Brief: Reproduce the data below verbatim, from the line containing "Patent image size: (828, 1076)." through the line containing "In FIG. 10, the can 2 is at (130, 660).", and nothing else.

Supplied material:
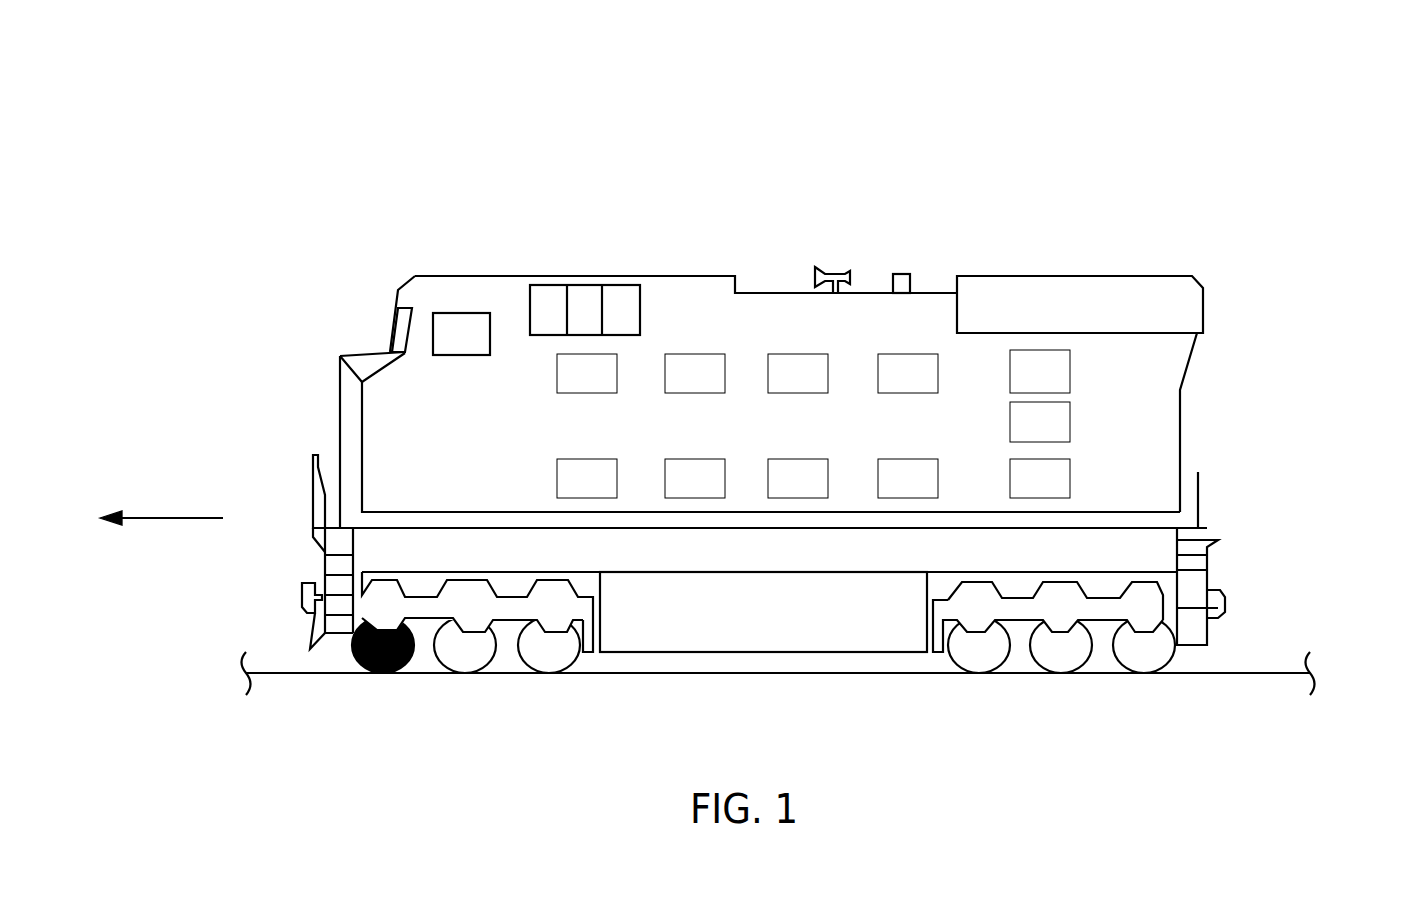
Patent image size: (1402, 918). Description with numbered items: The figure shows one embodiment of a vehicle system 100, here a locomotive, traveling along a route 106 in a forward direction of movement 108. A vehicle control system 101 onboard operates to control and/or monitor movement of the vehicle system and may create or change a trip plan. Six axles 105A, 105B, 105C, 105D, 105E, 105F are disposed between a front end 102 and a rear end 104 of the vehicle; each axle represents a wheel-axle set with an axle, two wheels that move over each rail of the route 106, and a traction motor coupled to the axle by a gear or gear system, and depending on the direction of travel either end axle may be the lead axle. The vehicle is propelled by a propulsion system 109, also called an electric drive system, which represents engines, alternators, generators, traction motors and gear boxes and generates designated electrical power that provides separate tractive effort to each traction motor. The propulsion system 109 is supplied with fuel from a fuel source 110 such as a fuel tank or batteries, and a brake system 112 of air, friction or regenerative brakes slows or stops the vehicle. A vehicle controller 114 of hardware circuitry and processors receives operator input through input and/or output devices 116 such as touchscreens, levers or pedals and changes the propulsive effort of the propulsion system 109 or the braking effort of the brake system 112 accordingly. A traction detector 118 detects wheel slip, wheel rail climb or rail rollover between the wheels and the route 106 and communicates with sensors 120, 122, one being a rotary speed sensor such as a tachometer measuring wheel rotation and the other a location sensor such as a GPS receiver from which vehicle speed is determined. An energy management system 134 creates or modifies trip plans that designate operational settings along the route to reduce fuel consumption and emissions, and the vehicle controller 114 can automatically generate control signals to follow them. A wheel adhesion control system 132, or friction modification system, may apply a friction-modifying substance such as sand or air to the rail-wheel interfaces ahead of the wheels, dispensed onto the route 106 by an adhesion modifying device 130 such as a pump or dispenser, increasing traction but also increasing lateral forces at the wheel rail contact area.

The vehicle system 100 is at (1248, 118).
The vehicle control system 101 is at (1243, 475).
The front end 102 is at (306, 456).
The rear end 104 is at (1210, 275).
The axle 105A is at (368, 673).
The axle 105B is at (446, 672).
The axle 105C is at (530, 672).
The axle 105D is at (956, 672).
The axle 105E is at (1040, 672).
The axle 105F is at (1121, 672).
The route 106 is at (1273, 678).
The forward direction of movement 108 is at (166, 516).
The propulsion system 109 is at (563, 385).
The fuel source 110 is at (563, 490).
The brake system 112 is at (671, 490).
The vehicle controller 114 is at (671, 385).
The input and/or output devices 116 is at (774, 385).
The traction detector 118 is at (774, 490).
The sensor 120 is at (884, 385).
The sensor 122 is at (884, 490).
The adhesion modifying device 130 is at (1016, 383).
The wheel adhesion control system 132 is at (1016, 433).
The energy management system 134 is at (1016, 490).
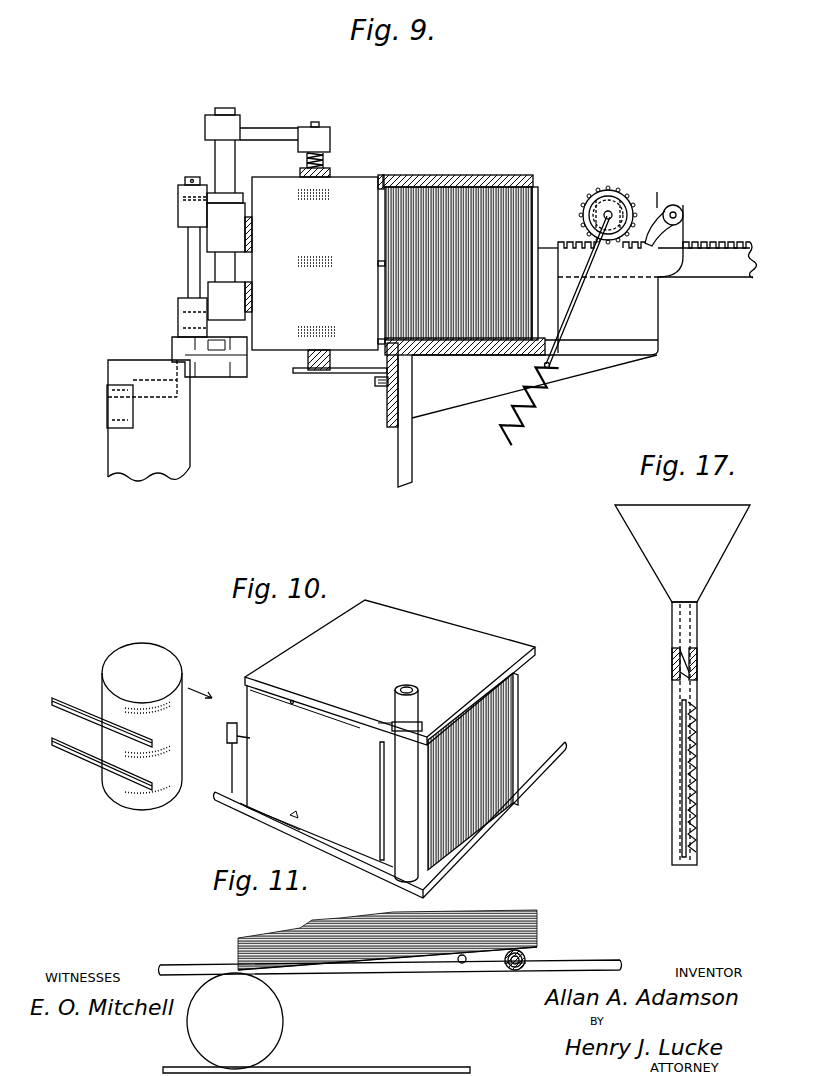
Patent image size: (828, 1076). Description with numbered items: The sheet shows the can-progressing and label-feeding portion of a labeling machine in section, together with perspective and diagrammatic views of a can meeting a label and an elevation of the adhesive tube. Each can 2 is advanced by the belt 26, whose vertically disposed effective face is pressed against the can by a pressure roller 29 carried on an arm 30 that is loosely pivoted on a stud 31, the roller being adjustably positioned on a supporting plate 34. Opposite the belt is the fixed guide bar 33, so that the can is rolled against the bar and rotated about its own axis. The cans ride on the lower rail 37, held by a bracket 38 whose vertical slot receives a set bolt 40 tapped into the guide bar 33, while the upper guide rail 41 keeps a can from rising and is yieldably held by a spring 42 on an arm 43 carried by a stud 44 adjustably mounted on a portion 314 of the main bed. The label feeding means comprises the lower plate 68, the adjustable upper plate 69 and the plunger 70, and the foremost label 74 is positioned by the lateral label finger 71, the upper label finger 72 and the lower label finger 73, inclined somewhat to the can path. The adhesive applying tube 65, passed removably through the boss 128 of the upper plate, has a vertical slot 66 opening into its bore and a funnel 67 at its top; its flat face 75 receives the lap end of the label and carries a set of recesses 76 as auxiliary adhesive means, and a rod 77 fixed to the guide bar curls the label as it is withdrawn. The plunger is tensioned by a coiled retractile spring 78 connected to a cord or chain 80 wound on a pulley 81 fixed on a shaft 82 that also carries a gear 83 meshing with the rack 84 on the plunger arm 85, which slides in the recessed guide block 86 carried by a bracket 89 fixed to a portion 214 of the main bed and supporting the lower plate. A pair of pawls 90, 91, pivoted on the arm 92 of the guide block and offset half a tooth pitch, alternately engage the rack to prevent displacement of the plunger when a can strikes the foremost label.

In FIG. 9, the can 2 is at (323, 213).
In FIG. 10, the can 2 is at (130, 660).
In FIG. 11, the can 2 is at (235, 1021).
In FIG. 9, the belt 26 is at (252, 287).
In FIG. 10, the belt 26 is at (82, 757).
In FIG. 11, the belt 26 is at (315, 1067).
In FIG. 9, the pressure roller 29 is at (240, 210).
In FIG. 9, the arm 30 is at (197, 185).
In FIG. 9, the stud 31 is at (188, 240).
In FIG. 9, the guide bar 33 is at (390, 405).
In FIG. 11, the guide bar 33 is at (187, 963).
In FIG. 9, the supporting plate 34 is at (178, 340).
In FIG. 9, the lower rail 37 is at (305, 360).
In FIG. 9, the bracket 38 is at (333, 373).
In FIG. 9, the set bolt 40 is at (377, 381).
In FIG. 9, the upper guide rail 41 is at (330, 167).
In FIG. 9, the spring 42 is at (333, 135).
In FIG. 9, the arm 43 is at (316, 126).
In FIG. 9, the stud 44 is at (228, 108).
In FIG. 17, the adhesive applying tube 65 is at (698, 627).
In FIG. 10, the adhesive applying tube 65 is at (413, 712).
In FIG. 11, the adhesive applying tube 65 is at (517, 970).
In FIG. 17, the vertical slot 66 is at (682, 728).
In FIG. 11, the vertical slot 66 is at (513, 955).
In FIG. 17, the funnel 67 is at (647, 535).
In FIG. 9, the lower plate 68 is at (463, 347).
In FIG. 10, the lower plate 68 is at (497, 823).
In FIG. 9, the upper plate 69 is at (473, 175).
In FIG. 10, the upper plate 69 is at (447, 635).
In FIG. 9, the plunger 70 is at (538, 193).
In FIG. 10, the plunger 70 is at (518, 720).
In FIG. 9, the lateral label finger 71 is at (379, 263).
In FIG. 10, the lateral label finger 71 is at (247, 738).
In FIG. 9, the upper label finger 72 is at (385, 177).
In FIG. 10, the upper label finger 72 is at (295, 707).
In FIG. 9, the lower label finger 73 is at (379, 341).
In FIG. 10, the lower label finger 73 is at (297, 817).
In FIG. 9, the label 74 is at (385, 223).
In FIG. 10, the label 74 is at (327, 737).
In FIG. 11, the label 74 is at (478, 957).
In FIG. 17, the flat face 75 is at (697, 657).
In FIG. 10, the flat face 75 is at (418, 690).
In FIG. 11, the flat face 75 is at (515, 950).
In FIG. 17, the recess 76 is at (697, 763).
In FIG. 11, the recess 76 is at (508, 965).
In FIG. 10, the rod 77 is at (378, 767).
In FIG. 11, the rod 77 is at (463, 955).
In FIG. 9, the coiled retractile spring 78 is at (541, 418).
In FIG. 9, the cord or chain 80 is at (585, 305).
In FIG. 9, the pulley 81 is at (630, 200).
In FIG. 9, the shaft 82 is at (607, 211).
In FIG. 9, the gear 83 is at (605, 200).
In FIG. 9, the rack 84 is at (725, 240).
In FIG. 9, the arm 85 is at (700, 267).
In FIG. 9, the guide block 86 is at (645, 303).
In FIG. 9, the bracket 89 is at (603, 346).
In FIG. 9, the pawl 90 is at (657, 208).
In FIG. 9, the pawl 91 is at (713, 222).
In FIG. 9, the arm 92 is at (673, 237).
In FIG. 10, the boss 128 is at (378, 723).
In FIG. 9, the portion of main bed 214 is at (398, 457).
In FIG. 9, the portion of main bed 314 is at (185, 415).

Response to the exercise:
Patent image size: (828, 1076). Description with numbered items: The sheet shows the can-progressing and label-feeding portion of a labeling machine in section, together with perspective and diagrammatic views of a can meeting a label and an elevation of the adhesive tube. Each can 2 is advanced by the belt 26, whose vertically disposed effective face is pressed against the can by a pressure roller 29 carried on an arm 30 that is loosely pivoted on a stud 31, the roller being adjustably positioned on a supporting plate 34. Opposite the belt is the fixed guide bar 33, so that the can is rolled against the bar and rotated about its own axis. The cans ride on the lower rail 37, held by a bracket 38 whose vertical slot receives a set bolt 40 tapped into the guide bar 33, while the upper guide rail 41 keeps a can from rising and is yieldably held by a spring 42 on an arm 43 carried by a stud 44 adjustably mounted on a portion 314 of the main bed. The label feeding means comprises the lower plate 68, the adjustable upper plate 69 and the plunger 70, and the foremost label 74 is positioned by the lateral label finger 71, the upper label finger 72 and the lower label finger 73, inclined somewhat to the can path. The adhesive applying tube 65, passed removably through the boss 128 of the upper plate, has a vertical slot 66 opening into its bore and a funnel 67 at its top; its flat face 75 receives the lap end of the label and carries a set of recesses 76 as auxiliary adhesive means, and a rod 77 fixed to the guide bar curls the label as it is withdrawn. The plunger is tensioned by a coiled retractile spring 78 connected to a cord or chain 80 wound on a pulley 81 fixed on a shaft 82 that also carries a gear 83 meshing with the rack 84 on the plunger arm 85, which slides in the recessed guide block 86 carried by a bracket 89 fixed to a portion 214 of the main bed and supporting the lower plate. A pair of pawls 90, 91, pivoted on the arm 92 of the guide block and offset half a tooth pitch, alternately engage the rack to prevent displacement of the plunger when a can strikes the foremost label.

In FIG. 9, the can 2 is at (323, 213).
In FIG. 10, the can 2 is at (130, 660).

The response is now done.